PROVIDED RECORDS:

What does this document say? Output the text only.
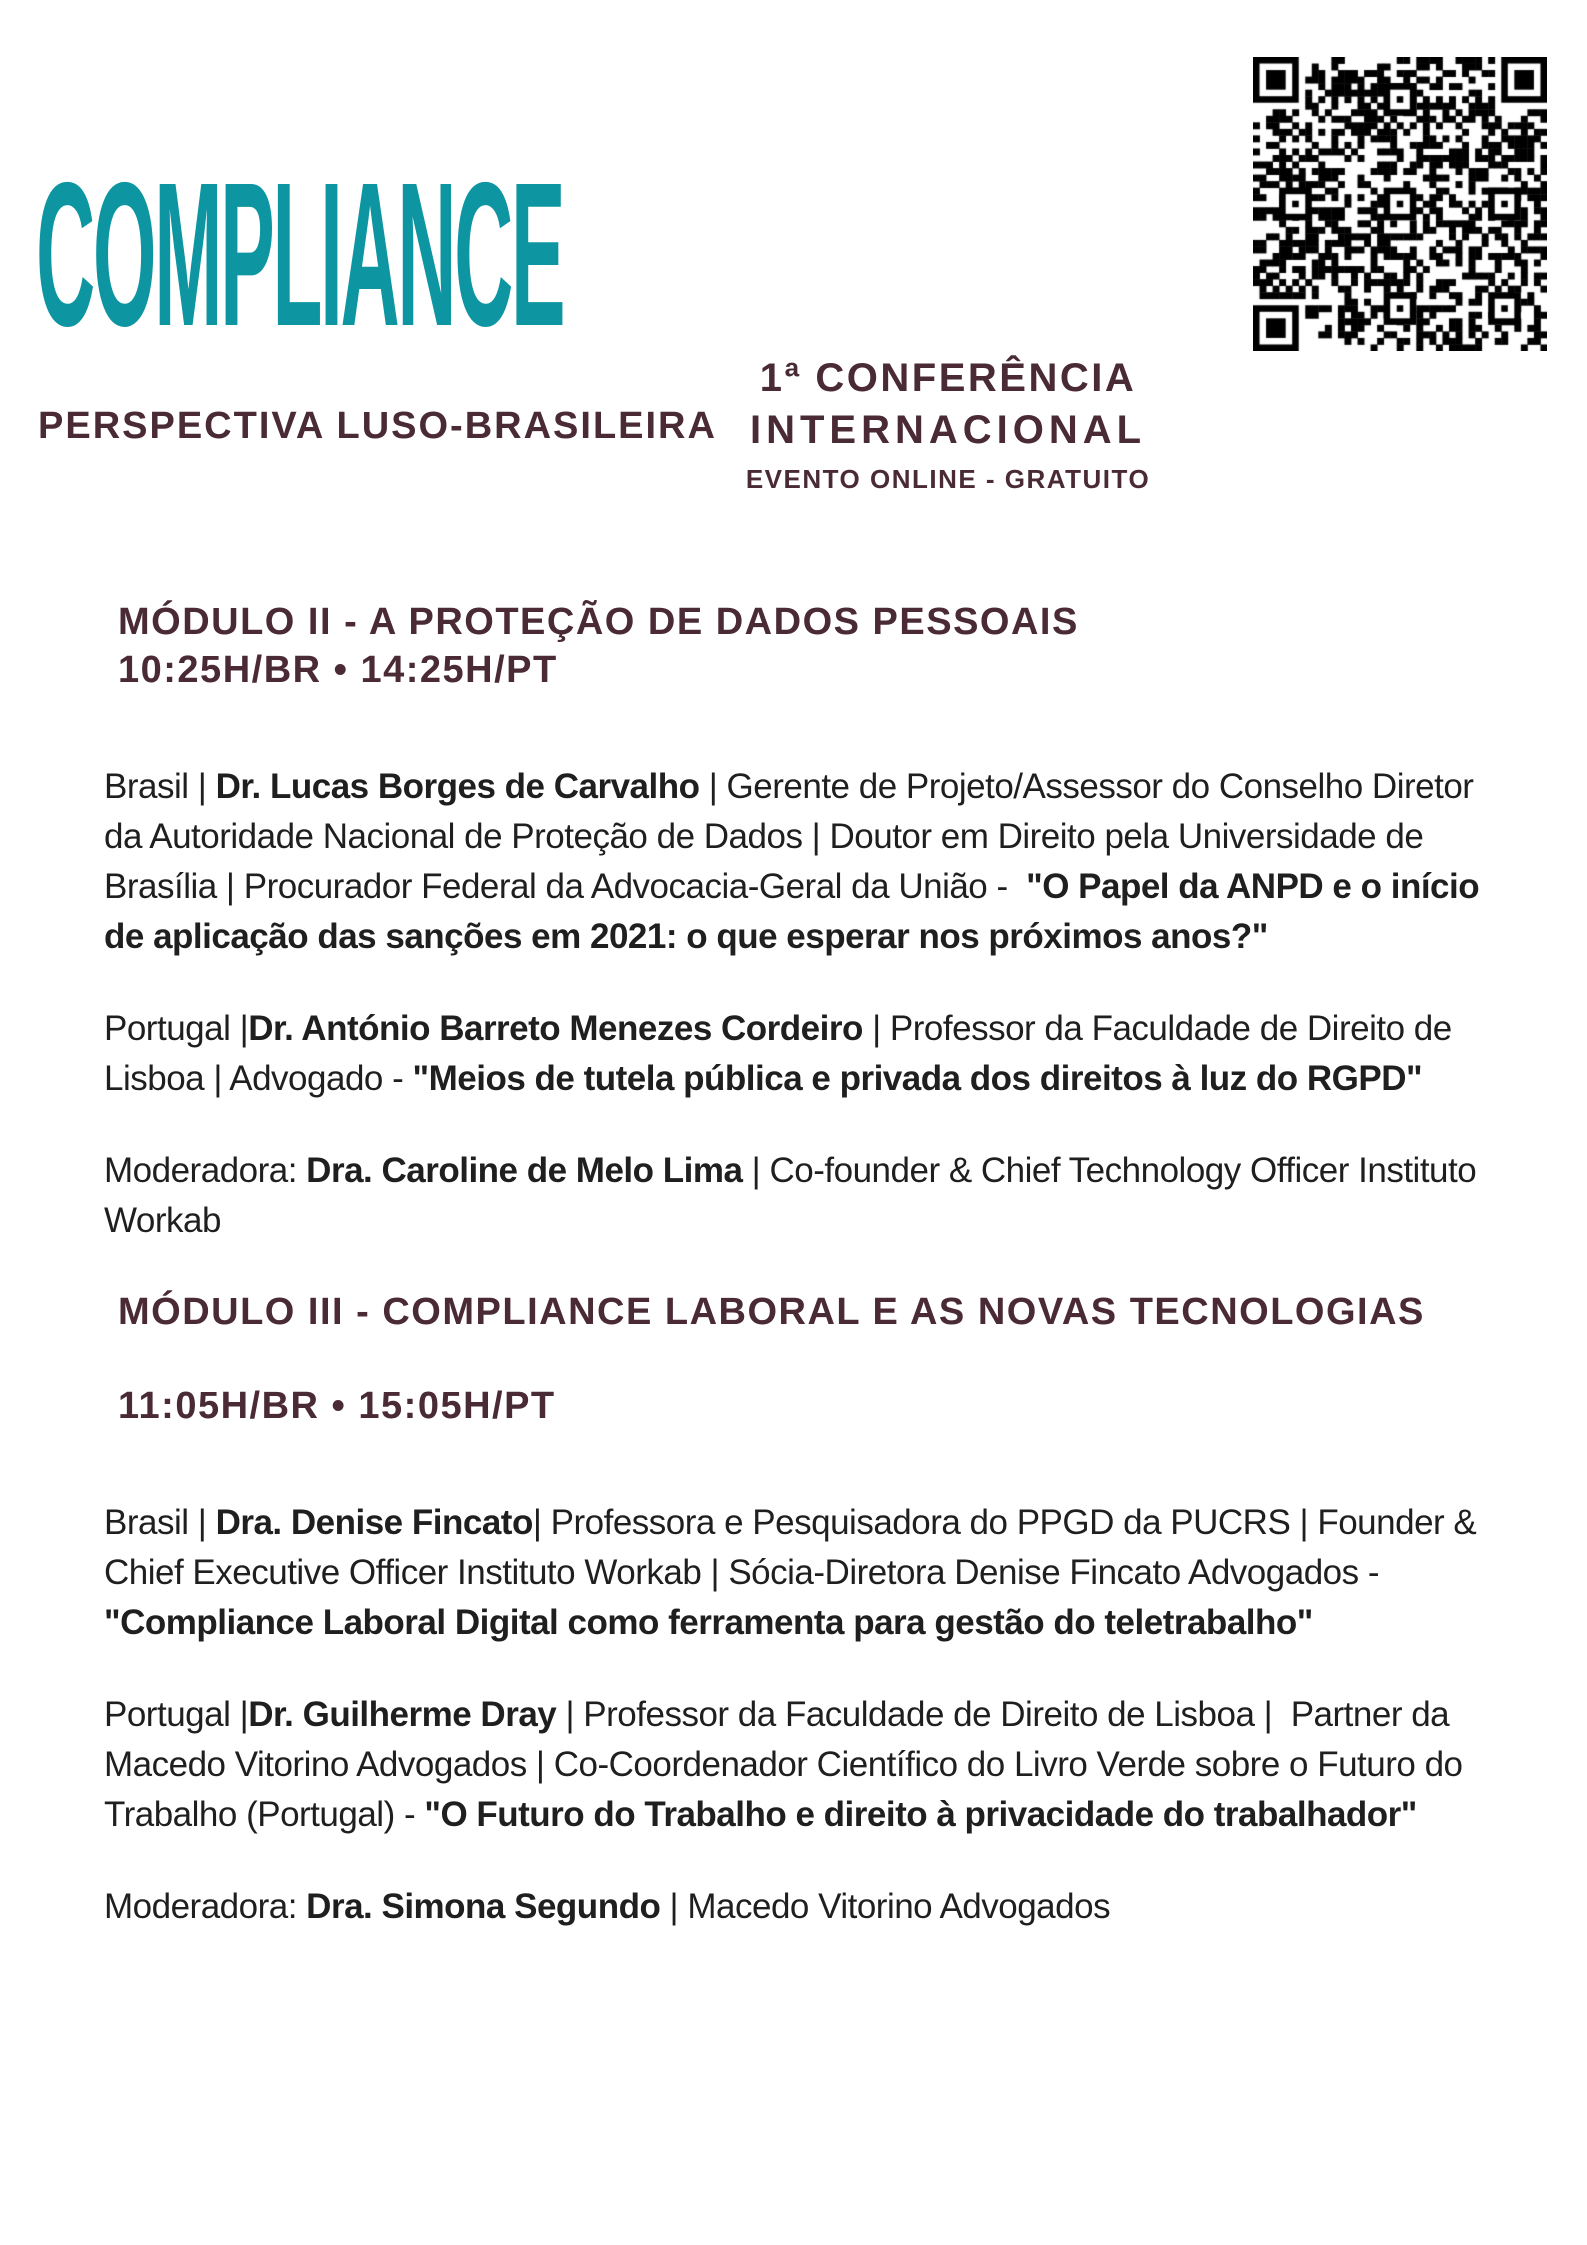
COMPLIANCE
PERSPECTIVA LUSO-BRASILEIRA
1ª CONFERÊNCIA
INTERNACIONAL
EVENTO ONLINE - GRATUITO
MÓDULO II - A PROTEÇÃO DE DADOS PESSOAIS
10:25H/BR • 14:25H/PT

Brasil | Dr. Lucas Borges de Carvalho | Gerente de Projeto/Assessor do Conselho Diretor da Autoridade Nacional de Proteção de Dados | Doutor em Direito pela Universidade de Brasília | Procurador Federal da Advocacia-Geral da União -  "O Papel da ANPD e o início de aplicação das sanções em 2021: o que esperar nos próximos anos?"

Portugal |Dr. António Barreto Menezes Cordeiro | Professor da Faculdade de Direito de Lisboa | Advogado - "Meios de tutela pública e privada dos direitos à luz do RGPD"

Moderadora: Dra. Caroline de Melo Lima | Co-founder & Chief Technology Officer Instituto Workab

MÓDULO III - COMPLIANCE LABORAL E AS NOVAS TECNOLOGIAS
11:05H/BR • 15:05H/PT

Brasil | Dra. Denise Fincato| Professora e Pesquisadora do PPGD da PUCRS | Founder & Chief Executive Officer Instituto Workab | Sócia-Diretora Denise Fincato Advogados - "Compliance Laboral Digital como ferramenta para gestão do teletrabalho"

Portugal |Dr. Guilherme Dray | Professor da Faculdade de Direito de Lisboa |  Partner da Macedo Vitorino Advogados | Co-Coordenador Científico do Livro Verde sobre o Futuro do Trabalho (Portugal) - "O Futuro do Trabalho e direito à privacidade do trabalhador"

Moderadora: Dra. Simona Segundo | Macedo Vitorino Advogados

PROBLEM TO WORK ON: How many lines of the entries above hold the string "Moderadora"? Reply with the number alone.

CORRECT RESULT: 2